**The request**: The listing below should be written out exactly; please include all of it.

**Records for processing**:
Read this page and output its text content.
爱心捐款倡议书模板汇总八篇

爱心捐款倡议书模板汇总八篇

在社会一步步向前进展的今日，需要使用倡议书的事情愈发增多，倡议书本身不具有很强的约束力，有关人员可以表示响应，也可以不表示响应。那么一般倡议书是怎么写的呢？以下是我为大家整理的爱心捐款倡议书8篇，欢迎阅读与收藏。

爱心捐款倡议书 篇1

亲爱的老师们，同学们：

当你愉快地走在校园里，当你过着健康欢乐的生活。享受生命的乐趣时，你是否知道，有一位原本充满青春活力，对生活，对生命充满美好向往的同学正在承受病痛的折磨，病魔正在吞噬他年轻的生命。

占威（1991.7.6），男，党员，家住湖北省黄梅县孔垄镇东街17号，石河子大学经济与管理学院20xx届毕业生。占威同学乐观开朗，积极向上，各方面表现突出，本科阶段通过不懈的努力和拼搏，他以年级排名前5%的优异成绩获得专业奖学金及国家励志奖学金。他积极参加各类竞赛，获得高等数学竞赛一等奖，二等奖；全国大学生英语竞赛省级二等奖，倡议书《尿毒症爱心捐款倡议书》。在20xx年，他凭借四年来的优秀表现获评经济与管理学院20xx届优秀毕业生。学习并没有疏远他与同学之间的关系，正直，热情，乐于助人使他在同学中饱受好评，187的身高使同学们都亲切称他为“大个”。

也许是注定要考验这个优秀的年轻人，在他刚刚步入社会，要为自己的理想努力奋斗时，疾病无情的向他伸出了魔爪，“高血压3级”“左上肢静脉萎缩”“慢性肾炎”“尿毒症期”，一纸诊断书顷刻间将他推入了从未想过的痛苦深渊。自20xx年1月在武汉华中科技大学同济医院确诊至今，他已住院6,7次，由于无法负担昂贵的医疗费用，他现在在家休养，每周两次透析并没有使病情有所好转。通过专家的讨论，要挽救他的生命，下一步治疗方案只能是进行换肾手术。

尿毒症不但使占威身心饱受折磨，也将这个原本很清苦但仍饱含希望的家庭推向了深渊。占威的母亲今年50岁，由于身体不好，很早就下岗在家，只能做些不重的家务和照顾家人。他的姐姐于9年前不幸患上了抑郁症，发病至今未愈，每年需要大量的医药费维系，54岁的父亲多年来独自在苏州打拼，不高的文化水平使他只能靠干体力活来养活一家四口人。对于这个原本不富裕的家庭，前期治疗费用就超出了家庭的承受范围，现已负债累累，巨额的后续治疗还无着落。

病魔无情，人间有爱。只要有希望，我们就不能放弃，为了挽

**Reply**:
Read this page and output its text content.
爱心捐款倡议书模板汇总八篇

爱心捐款倡议书模板汇总八篇

在社会一步步向前进展的今日，需要使用倡议书的事情愈发增多，倡议书本身不具有很强的约束力，有关人员可以表示响应，也可以不表示响应。那么一般倡议书是怎么写的呢？以下是我为大家整理的爱心捐款倡议书8篇，欢迎阅读与收藏。

爱心捐款倡议书 篇1

亲爱的老师们，同学们：

当你愉快地走在校园里，当你过着健康欢乐的生活。享受生命的乐趣时，你是否知道，有一位原本充满青春活力，对生活，对生命充满美好向往的同学正在承受病痛的折磨，病魔正在吞噬他年轻的生命。

占威（1991.7.6），男，党员，家住湖北省黄梅县孔垄镇东街17号，石河子大学经济与管理学院20xx届毕业生。占威同学乐观开朗，积极向上，各方面表现突出，本科阶段通过不懈的努力和拼搏，他以年级排名前5%的优异成绩获得专业奖学金及国家励志奖学金。他积极参加各类竞赛，获得高等数学竞赛一等奖，二等奖；全国大学生英语竞赛省级二等奖，倡议书《尿毒症爱心捐款倡议书》。在20xx年，他凭借四年来的优秀表现获评经济与管理学院20xx届优秀毕业生。学习并没有疏远他与同学之间的关系，正直，热情，乐于助人使他在同学中饱受好评，187的身高使同学们都亲切称他为“大个”。

也许是注定要考验这个优秀的年轻人，在他刚刚步入社会，要为自己的理想努力奋斗时，疾病无情的向他伸出了魔爪，“高血压3级”“左上肢静脉萎缩”“慢性肾炎”“尿毒症期”，一纸诊断书顷刻间将他推入了从未想过的痛苦深渊。自20xx年1月在武汉华中科技大学同济医院确诊至今，他已住院6,7次，由于无法负担昂贵的医疗费用，他现在在家休养，每周两次透析并没有使病情有所好转。通过专家的讨论，要挽救他的生命，下一步治疗方案只能是进行换肾手术。

尿毒症不但使占威身心饱受折磨，也将这个原本很清苦但仍饱含希望的家庭推向了深渊。占威的母亲今年50岁，由于身体不好，很早就下岗在家，只能做些不重的家务和照顾家人。他的姐姐于9年前不幸患上了抑郁症，发病至今未愈，每年需要大量的医药费维系，54岁的父亲多年来独自在苏州打拼，不高的文化水平使他只能靠干体力活来养活一家四口人。对于这个原本不富裕的家庭，前期治疗费用就超出了家庭的承受范围，现已负债累累，巨额的后续治疗还无着落。

病魔无情，人间有爱。只要有希望，我们就不能放弃，为了挽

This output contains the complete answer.